**** EXTRACT
Brookmeyer and Barthelme? Now that's a dinner party I would love to have attended.

Ed Leimbacher

From 2006, definitely worth a listen, in the Brookmeyer modern mode of jazz/Classical/big band (maybe won a prize or two?): Spirit Music, with Bob leading the New Art Orchestra in a program of seven lengthy originals, recorded in Germany, issued by the Artist Share group, maybe giving Maria Schneider a run for her supported-by-sponsors money. (One donor here is named Marc Mayer. A happy near-coincidence?)

Sarah R (UK)

The entire months of April and May I had a thing for Mr Brookmeyer. Out of the blue. I didn't tell anyone. I quietly fell in love with this man. Only to return from a break to see a FIVE part interview with Mr Brookmeyer. Bless YOU!

Red Colm O'Sullivan

"Well, I think I’m an interesting trombone player, as language, soul and time goes. I swing well, I think."

That's a brief quote, obviously, from your interview... Jesus! "Interesting", I'll say - Mr. Brookmeyer, in fact, is one of jazz's very greatest soloists... and, very pertinently, one of the greatest "blues" players amongst the great soloists, and that's not acknowledged often enough. I just love how he "SHOUTS" on the blues, never sounding contrived or fake (when he does it I'd put him in the same league as Snooky Young) and, I suppose, that's because of the narrative, discursive and constantly evolving instinct in his solos.
In the quintet with Clark Terry, Mr. Brookmeyer is often offering the blues with overpowering beauty and depth! (Can you imagine - because C.T. is my favourite kind of blues).
********
**** STORED ROWS
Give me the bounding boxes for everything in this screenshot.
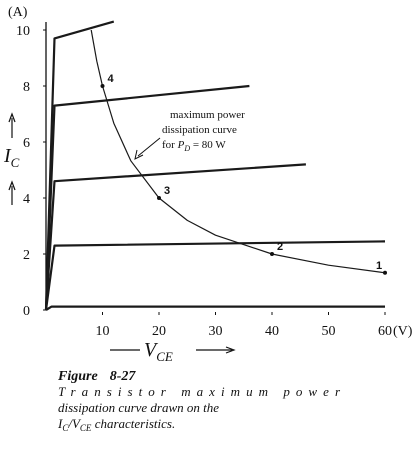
caption-b: /V xyxy=(67,416,82,431)
annotation-line: maximum power xyxy=(170,109,245,121)
caption-a-sub: C xyxy=(62,423,69,433)
characteristic-curve xyxy=(45,305,385,311)
y-unit: (A) xyxy=(8,5,28,20)
y-tick-label: 6 xyxy=(23,136,30,151)
annotation-prefix: for xyxy=(162,139,178,151)
caption-figure-word: Figure xyxy=(57,369,98,384)
x-tick-label: 20 xyxy=(152,324,166,339)
characteristic-curve xyxy=(44,163,306,311)
x-tick-label: 10 xyxy=(96,324,110,339)
caption-line: dissipation curve drawn on the xyxy=(58,400,219,415)
point-label: 4 xyxy=(108,73,115,85)
annotation-line: for PD = 80 W xyxy=(162,139,226,153)
caption-b-sub: CE xyxy=(80,423,92,433)
point-label: 1 xyxy=(376,260,382,272)
x-label-sub: CE xyxy=(156,349,173,364)
caption-number: 8-27 xyxy=(110,369,137,384)
y-tick-label: 10 xyxy=(16,24,30,39)
point xyxy=(100,84,105,88)
point xyxy=(157,196,161,200)
caption-c: characteristics. xyxy=(91,416,175,431)
caption-figure: Figure 8-27 xyxy=(57,369,136,384)
y-tick-label: 0 xyxy=(23,304,30,319)
annotation-arrow xyxy=(137,137,161,157)
y-tick-label: 4 xyxy=(23,192,30,207)
x-tick-label: 60 xyxy=(378,324,392,339)
characteristic-curve xyxy=(44,20,115,311)
y-label-sub: C xyxy=(11,155,20,170)
x-unit: (V) xyxy=(393,324,413,339)
caption-line: Transistor maximum power xyxy=(58,384,341,399)
x-axis-label: VCE xyxy=(144,339,173,364)
y-tick-label: 2 xyxy=(23,248,30,263)
power-curve xyxy=(90,29,386,274)
y-axis-label: IC xyxy=(3,145,20,170)
x-arrow-head xyxy=(225,346,236,354)
y-arrow-head xyxy=(8,180,16,191)
x-tick-label: 30 xyxy=(209,324,223,339)
annotation-suffix: = 80 W xyxy=(190,139,226,151)
point xyxy=(383,270,387,275)
y-label-main: I xyxy=(3,145,12,167)
x-tick-label: 50 xyxy=(322,324,336,339)
characteristic-curve xyxy=(44,240,386,311)
y-arrow-head xyxy=(8,112,16,123)
annotation-sub: D xyxy=(183,144,190,153)
x-label-main: V xyxy=(144,339,159,361)
annotation-line: dissipation curve xyxy=(162,124,237,136)
caption-line: IC/VCE characteristics. xyxy=(57,416,175,433)
point xyxy=(270,252,274,256)
point-label: 3 xyxy=(164,185,170,197)
y-tick-label: 8 xyxy=(23,80,30,95)
x-tick-label: 40 xyxy=(265,324,279,339)
caption-a: I xyxy=(57,416,63,431)
annotation-arrow-head xyxy=(134,149,144,160)
annotation-main: P xyxy=(177,139,185,151)
point-label: 2 xyxy=(277,241,283,253)
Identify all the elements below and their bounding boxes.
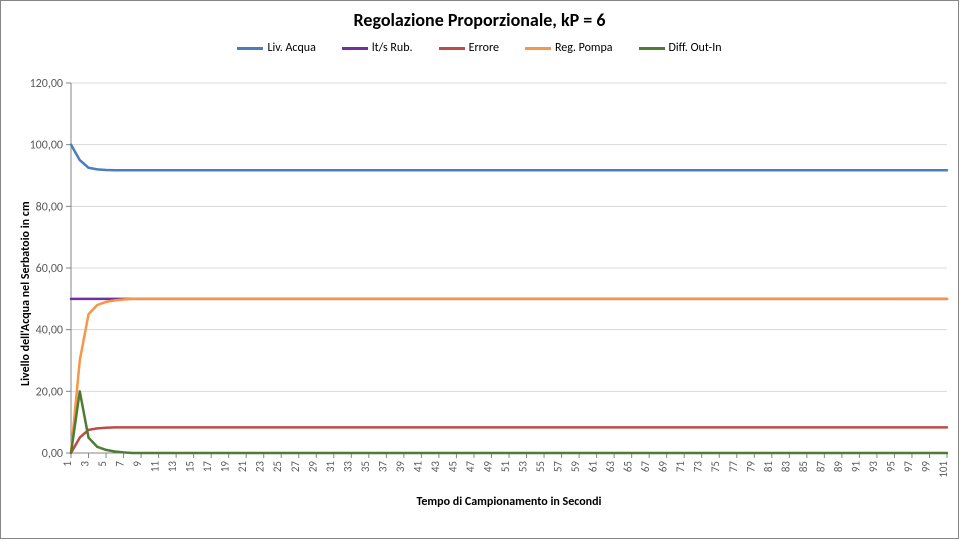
svg-text:49: 49 <box>481 461 494 473</box>
svg-text:83: 83 <box>779 461 792 473</box>
legend-swatch <box>439 47 465 50</box>
svg-text:40,00: 40,00 <box>36 324 63 338</box>
svg-text:13: 13 <box>166 461 179 473</box>
legend-label: Reg. Pompa <box>555 41 613 55</box>
chart-frame: Regolazione Proporzionale, kP = 6 Liv. A… <box>0 0 959 539</box>
svg-text:47: 47 <box>464 461 477 473</box>
svg-text:97: 97 <box>902 461 915 473</box>
svg-text:85: 85 <box>797 461 810 472</box>
svg-text:101: 101 <box>937 461 950 478</box>
svg-text:20,00: 20,00 <box>36 385 63 399</box>
svg-text:59: 59 <box>569 461 582 473</box>
legend-item: Liv. Acqua <box>237 41 315 55</box>
legend-item: Errore <box>439 41 499 55</box>
svg-text:53: 53 <box>517 461 530 473</box>
svg-text:100,00: 100,00 <box>30 139 63 153</box>
plot-svg: 0,0020,0040,0060,0080,00100,00120,001357… <box>71 83 947 503</box>
svg-text:9: 9 <box>131 461 144 467</box>
chart-title: Regolazione Proporzionale, kP = 6 <box>1 1 958 31</box>
svg-text:0,00: 0,00 <box>42 447 63 461</box>
legend-item: lt/s Rub. <box>342 41 413 55</box>
svg-text:99: 99 <box>919 461 932 473</box>
plot-area: 0,0020,0040,0060,0080,00100,00120,001357… <box>71 83 947 503</box>
svg-text:3: 3 <box>79 461 92 467</box>
svg-text:120,00: 120,00 <box>30 77 63 91</box>
svg-text:39: 39 <box>394 461 407 473</box>
legend-swatch <box>639 47 665 50</box>
svg-text:65: 65 <box>622 461 635 472</box>
svg-text:31: 31 <box>324 461 337 473</box>
svg-text:33: 33 <box>341 461 354 473</box>
svg-text:91: 91 <box>849 461 862 473</box>
svg-text:43: 43 <box>429 461 442 473</box>
svg-text:61: 61 <box>587 461 600 473</box>
svg-text:45: 45 <box>446 461 459 472</box>
svg-text:7: 7 <box>114 461 127 467</box>
svg-text:63: 63 <box>604 461 617 473</box>
svg-text:69: 69 <box>657 461 670 473</box>
svg-text:37: 37 <box>376 461 389 473</box>
svg-text:93: 93 <box>867 461 880 473</box>
legend-swatch <box>342 47 368 50</box>
svg-text:19: 19 <box>219 461 232 473</box>
svg-text:67: 67 <box>639 461 652 473</box>
legend-label: lt/s Rub. <box>372 41 413 55</box>
legend-item: Reg. Pompa <box>525 41 613 55</box>
svg-text:35: 35 <box>359 461 372 472</box>
y-axis-label: Livello dell'Acqua nel Serbatoio in cm <box>19 202 33 387</box>
svg-text:95: 95 <box>884 461 897 472</box>
svg-text:57: 57 <box>552 461 565 473</box>
svg-text:5: 5 <box>96 461 109 467</box>
svg-text:51: 51 <box>499 461 512 473</box>
svg-text:73: 73 <box>692 461 705 473</box>
svg-text:25: 25 <box>271 461 284 472</box>
svg-text:55: 55 <box>534 461 547 472</box>
svg-text:60,00: 60,00 <box>36 262 63 276</box>
svg-text:81: 81 <box>762 461 775 473</box>
legend-label: Errore <box>469 41 499 55</box>
legend-item: Diff. Out-In <box>639 41 722 55</box>
legend-label: Diff. Out-In <box>669 41 722 55</box>
svg-text:79: 79 <box>744 461 757 473</box>
legend-swatch <box>525 47 551 50</box>
legend: Liv. Acqua lt/s Rub. Errore Reg. Pompa Diff.… <box>1 41 958 55</box>
svg-text:27: 27 <box>289 461 302 473</box>
svg-text:41: 41 <box>411 461 424 473</box>
svg-text:15: 15 <box>184 461 197 472</box>
svg-text:87: 87 <box>814 461 827 473</box>
legend-label: Liv. Acqua <box>267 41 315 55</box>
svg-text:77: 77 <box>727 461 740 473</box>
svg-text:1: 1 <box>61 461 74 467</box>
svg-text:80,00: 80,00 <box>36 200 63 214</box>
svg-text:11: 11 <box>149 461 162 473</box>
svg-text:21: 21 <box>236 461 249 473</box>
svg-text:17: 17 <box>201 461 214 473</box>
legend-swatch <box>237 47 263 50</box>
svg-text:71: 71 <box>674 461 687 473</box>
svg-text:75: 75 <box>709 461 722 472</box>
svg-text:23: 23 <box>254 461 267 473</box>
svg-text:29: 29 <box>306 461 319 473</box>
svg-text:89: 89 <box>832 461 845 473</box>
********
**REQUIREMENTS**
(1) Please answer these from the reader comments about Brookmeyer:
(a) Which orchestra does Bob lead on Spirit Music?
(b) During which months did the commenter Sarah R have a thing for Mr Brookmeyer?
(c) Whom does Red Colm O'Sullivan place in the same league as Brookmeyer when he "SHOUTS" on the blues?
(2) Extend the reader comments about Brookmeyer, picking up after their final sentence.

**RESULTS FOR THE EXERCISE**
(1)
(a) The New Art Orchestra.
(b) April and May.
(c) Snooky Young.

(2)
Really - has there ever been a "Greater" musician that this man? And it's all been willed into being, and constructed painstakingly and with an iron discipline and consistently, over decades: this is the guy who REALLY "created" himself (you know, like Yeats!).

David Johnson

Earlier today, I was in the shower humming Bob's solo on "A Nightengale Sang in Berkley Square" with Stan Getz. Still there from long ago. I get on the internet now and find your interview. So good to read that the music continues. This is so well done that is literature. Thank you for your fine work.

Charlton Price

This brilliantly conducted -- because you just nudge, and know that he knows what should be said next -- is an incomparable, unique piece of jazz history. There may be other oral histories from noted musicians somewhere, but I don;t know of any finer than this. And we are blessed that you were able to get this done in 2011;, though his time his time was about to end, he was clearly at peace with himself fully "with it."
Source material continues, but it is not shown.